* BEGIN *

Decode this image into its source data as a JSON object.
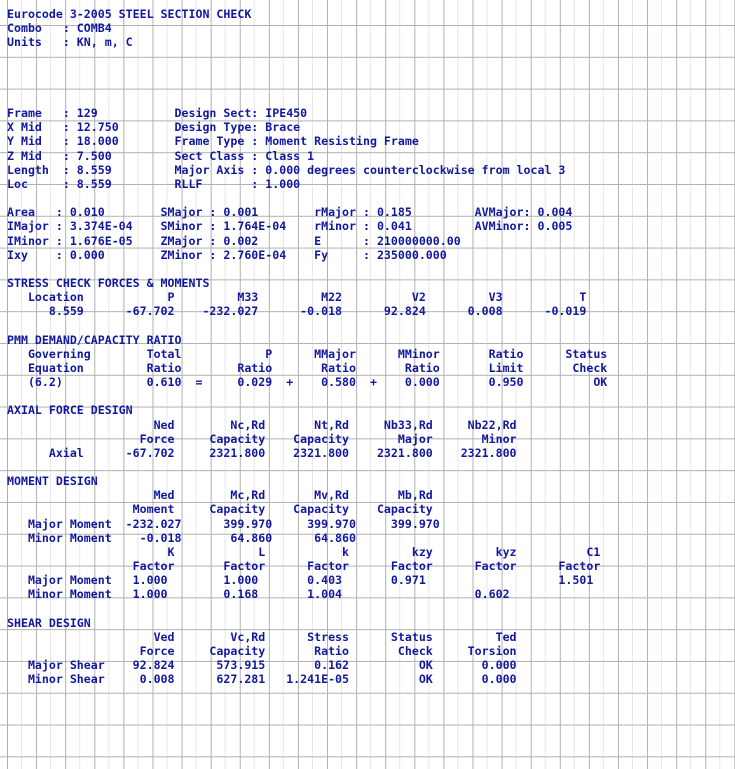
{
  "document": {
    "title": "Eurocode 3-2005 STEEL SECTION CHECK",
    "combo_label": "Combo",
    "combo_value": "COMB4",
    "units_label": "Units",
    "units_value": "KN, m, C",
    "text_color": "#11189e",
    "grid_color": "#b0b0b0",
    "background_color": "#ffffff"
  },
  "frame_info": {
    "left": [
      {
        "label": "Frame",
        "value": "129"
      },
      {
        "label": "X Mid",
        "value": "12.750"
      },
      {
        "label": "Y Mid",
        "value": "18.000"
      },
      {
        "label": "Z Mid",
        "value": "7.500"
      },
      {
        "label": "Length",
        "value": "8.559"
      },
      {
        "label": "Loc",
        "value": "8.559"
      }
    ],
    "right": [
      {
        "label": "Design Sect",
        "value": "IPE450"
      },
      {
        "label": "Design Type",
        "value": "Brace"
      },
      {
        "label": "Frame Type",
        "value": "Moment Resisting Frame"
      },
      {
        "label": "Sect Class",
        "value": "Class 1"
      },
      {
        "label": "Major Axis",
        "value": "0.000 degrees counterclockwise from local 3"
      },
      {
        "label": "RLLF",
        "value": "1.000"
      }
    ]
  },
  "section_properties": {
    "col1": [
      {
        "label": "Area",
        "value": "0.010"
      },
      {
        "label": "IMajor",
        "value": "3.374E-04"
      },
      {
        "label": "IMinor",
        "value": "1.676E-05"
      },
      {
        "label": "Ixy",
        "value": "0.000"
      }
    ],
    "col2": [
      {
        "label": "SMajor",
        "value": "0.001"
      },
      {
        "label": "SMinor",
        "value": "1.764E-04"
      },
      {
        "label": "ZMajor",
        "value": "0.002"
      },
      {
        "label": "ZMinor",
        "value": "2.760E-04"
      }
    ],
    "col3": [
      {
        "label": "rMajor",
        "value": "0.185"
      },
      {
        "label": "rMinor",
        "value": "0.041"
      },
      {
        "label": "E",
        "value": "210000000.00"
      },
      {
        "label": "Fy",
        "value": "235000.000"
      }
    ],
    "col4": [
      {
        "label": "AVMajor",
        "value": "0.004"
      },
      {
        "label": "AVMinor",
        "value": "0.005"
      }
    ]
  },
  "stress_check": {
    "heading": "STRESS CHECK FORCES & MOMENTS",
    "headers": [
      "Location",
      "P",
      "M33",
      "M22",
      "V2",
      "V3",
      "T"
    ],
    "row": [
      "8.559",
      "-67.702",
      "-232.027",
      "-0.018",
      "92.824",
      "0.008",
      "-0.019"
    ]
  },
  "pmm_ratio": {
    "heading": "PMM DEMAND/CAPACITY RATIO",
    "header_line1": [
      "Governing",
      "Total",
      "",
      "P",
      "MMajor",
      "MMinor",
      "Ratio",
      "Status"
    ],
    "header_line2": [
      "Equation",
      "Ratio",
      "",
      "Ratio",
      "Ratio",
      "Ratio",
      "Limit",
      "Check"
    ],
    "row": {
      "equation": "(6.2)",
      "total_ratio": "0.610",
      "eq_sign": "=",
      "p_ratio": "0.029",
      "plus1": "+",
      "mmajor_ratio": "0.580",
      "plus2": "+",
      "mminor_ratio": "0.000",
      "ratio_limit": "0.950",
      "status": "OK"
    }
  },
  "axial_force": {
    "heading": "AXIAL FORCE DESIGN",
    "header_line1": [
      "Ned",
      "Nc,Rd",
      "Nt,Rd",
      "Nb33,Rd",
      "Nb22,Rd"
    ],
    "header_line2": [
      "Force",
      "Capacity",
      "Capacity",
      "Major",
      "Minor"
    ],
    "rows": [
      {
        "label": "Axial",
        "values": [
          "-67.702",
          "2321.800",
          "2321.800",
          "2321.800",
          "2321.800"
        ]
      }
    ]
  },
  "moment_design": {
    "heading": "MOMENT DESIGN",
    "header_line1": [
      "Med",
      "Mc,Rd",
      "Mv,Rd",
      "Mb,Rd"
    ],
    "header_line2": [
      "Moment",
      "Capacity",
      "Capacity",
      "Capacity"
    ],
    "rows": [
      {
        "label": "Major Moment",
        "values": [
          "-232.027",
          "399.970",
          "399.970",
          "399.970"
        ]
      },
      {
        "label": "Minor Moment",
        "values": [
          "-0.018",
          "64.860",
          "64.860",
          ""
        ]
      }
    ],
    "factor_header_line1": [
      "K",
      "L",
      "k",
      "kzy",
      "kyz",
      "C1"
    ],
    "factor_header_line2": [
      "Factor",
      "Factor",
      "Factor",
      "Factor",
      "Factor",
      "Factor"
    ],
    "factor_rows": [
      {
        "label": "Major Moment",
        "values": [
          "1.000",
          "1.000",
          "0.403",
          "0.971",
          "",
          "1.501"
        ]
      },
      {
        "label": "Minor Moment",
        "values": [
          "1.000",
          "0.168",
          "1.004",
          "",
          "0.602",
          ""
        ]
      }
    ]
  },
  "shear_design": {
    "heading": "SHEAR DESIGN",
    "header_line1": [
      "Ved",
      "Vc,Rd",
      "Stress",
      "Status",
      "Ted"
    ],
    "header_line2": [
      "Force",
      "Capacity",
      "Ratio",
      "Check",
      "Torsion"
    ],
    "rows": [
      {
        "label": "Major Shear",
        "values": [
          "92.824",
          "573.915",
          "0.162",
          "OK",
          "0.000"
        ]
      },
      {
        "label": "Minor Shear",
        "values": [
          "0.008",
          "627.281",
          "1.241E-05",
          "OK",
          "0.000"
        ]
      }
    ]
  },
  "rendered_lines": [
    "Eurocode 3-2005 STEEL SECTION CHECK",
    "Combo   : COMB4",
    "Units   : KN, m, C",
    "",
    "",
    "",
    "",
    "Frame   : 129           Design Sect: IPE450",
    "X Mid   : 12.750        Design Type: Brace",
    "Y Mid   : 18.000        Frame Type : Moment Resisting Frame",
    "Z Mid   : 7.500         Sect Class : Class 1",
    "Length  : 8.559         Major Axis : 0.000 degrees counterclockwise from local 3",
    "Loc     : 8.559         RLLF       : 1.000",
    "",
    "Area   : 0.010        SMajor : 0.001        rMajor : 0.185         AVMajor: 0.004",
    "IMajor : 3.374E-04    SMinor : 1.764E-04    rMinor : 0.041         AVMinor: 0.005",
    "IMinor : 1.676E-05    ZMajor : 0.002        E      : 210000000.00",
    "Ixy    : 0.000        ZMinor : 2.760E-04    Fy     : 235000.000",
    "",
    "STRESS CHECK FORCES & MOMENTS",
    "   Location            P         M33         M22          V2         V3           T",
    "      8.559      -67.702    -232.027      -0.018      92.824      0.008      -0.019",
    "",
    "PMM DEMAND/CAPACITY RATIO",
    "   Governing        Total            P      MMajor      MMinor       Ratio      Status",
    "   Equation         Ratio        Ratio       Ratio       Ratio       Limit       Check",
    "   (6.2)            0.610  =     0.029  +    0.580  +    0.000       0.950          OK",
    "",
    "AXIAL FORCE DESIGN",
    "                     Ned        Nc,Rd       Nt,Rd     Nb33,Rd     Nb22,Rd",
    "                   Force     Capacity    Capacity       Major       Minor",
    "      Axial      -67.702     2321.800    2321.800    2321.800    2321.800",
    "",
    "MOMENT DESIGN",
    "                     Med        Mc,Rd       Mv,Rd       Mb,Rd",
    "                  Moment     Capacity    Capacity    Capacity",
    "   Major Moment  -232.027      399.970     399.970     399.970",
    "   Minor Moment    -0.018       64.860      64.860",
    "                       K            L           k         kzy         kyz          C1",
    "                  Factor       Factor      Factor      Factor      Factor      Factor",
    "   Major Moment   1.000        1.000       0.403       0.971                   1.501",
    "   Minor Moment   1.000        0.168       1.004                   0.602",
    "",
    "SHEAR DESIGN",
    "                     Ved        Vc,Rd      Stress      Status         Ted",
    "                   Force     Capacity       Ratio       Check     Torsion",
    "   Major Shear    92.824      573.915       0.162          OK       0.000",
    "   Minor Shear     0.008      627.281   1.241E-05          OK       0.000"
  ]
}
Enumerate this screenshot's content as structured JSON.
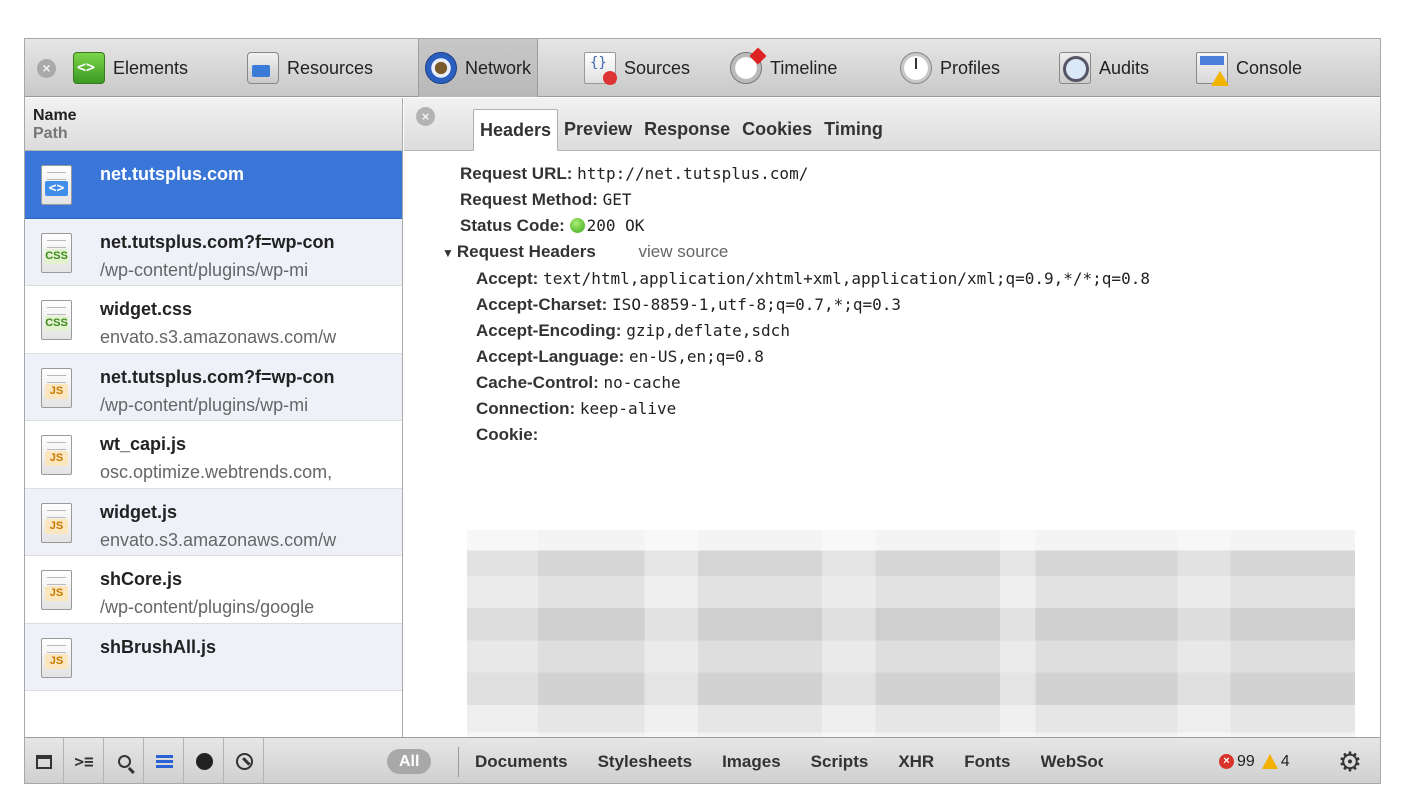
{
  "toolbar": {
    "items": [
      {
        "label": "Elements",
        "icon": "elements-icon"
      },
      {
        "label": "Resources",
        "icon": "resources-icon"
      },
      {
        "label": "Network",
        "icon": "network-icon",
        "active": true
      },
      {
        "label": "Sources",
        "icon": "sources-icon"
      },
      {
        "label": "Timeline",
        "icon": "timeline-icon"
      },
      {
        "label": "Profiles",
        "icon": "profiles-icon"
      },
      {
        "label": "Audits",
        "icon": "audits-icon"
      },
      {
        "label": "Console",
        "icon": "console-icon"
      }
    ]
  },
  "list": {
    "header_name": "Name",
    "header_path": "Path",
    "rows": [
      {
        "name": "net.tutsplus.com",
        "path": "",
        "type": "html",
        "selected": true
      },
      {
        "name": "net.tutsplus.com?f=wp-con",
        "path": "/wp-content/plugins/wp-mi",
        "type": "CSS"
      },
      {
        "name": "widget.css",
        "path": "envato.s3.amazonaws.com/w",
        "type": "CSS"
      },
      {
        "name": "net.tutsplus.com?f=wp-con",
        "path": "/wp-content/plugins/wp-mi",
        "type": "JS"
      },
      {
        "name": "wt_capi.js",
        "path": "osc.optimize.webtrends.com,",
        "type": "JS"
      },
      {
        "name": "widget.js",
        "path": "envato.s3.amazonaws.com/w",
        "type": "JS"
      },
      {
        "name": "shCore.js",
        "path": "/wp-content/plugins/google",
        "type": "JS"
      },
      {
        "name": "shBrushAll.js",
        "path": "",
        "type": "JS"
      }
    ]
  },
  "detail": {
    "tabs": [
      "Headers",
      "Preview",
      "Response",
      "Cookies",
      "Timing"
    ],
    "active_tab": "Headers",
    "general": [
      {
        "key": "Request URL:",
        "value": "http://net.tutsplus.com/"
      },
      {
        "key": "Request Method:",
        "value": "GET"
      },
      {
        "key": "Status Code:",
        "value": "200 OK"
      }
    ],
    "section_title": "Request Headers",
    "view_source": "view source",
    "request_headers": [
      {
        "key": "Accept:",
        "value": "text/html,application/xhtml+xml,application/xml;q=0.9,*/*;q=0.8"
      },
      {
        "key": "Accept-Charset:",
        "value": "ISO-8859-1,utf-8;q=0.7,*;q=0.3"
      },
      {
        "key": "Accept-Encoding:",
        "value": "gzip,deflate,sdch"
      },
      {
        "key": "Accept-Language:",
        "value": "en-US,en;q=0.8"
      },
      {
        "key": "Cache-Control:",
        "value": "no-cache"
      },
      {
        "key": "Connection:",
        "value": "keep-alive"
      },
      {
        "key": "Cookie:",
        "value": ""
      }
    ]
  },
  "statusbar": {
    "all_label": "All",
    "filters": [
      "Documents",
      "Stylesheets",
      "Images",
      "Scripts",
      "XHR",
      "Fonts",
      "WebSoc"
    ],
    "errors": "99",
    "warnings": "4"
  },
  "colors": {
    "selection": "#3a76d7",
    "status_ok": "#3aa51b",
    "error": "#d8342b",
    "warning": "#f2b100"
  }
}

* END *

**SHORT TASK**
Pick out the lines containing the word "local" and show them.

**RESULT OF THIS TASK**
        "value": "0.000 degrees counterclockwise from local 3"
    "Length  : 8.559         Major Axis : 0.000 degrees counterclockwise from local 3",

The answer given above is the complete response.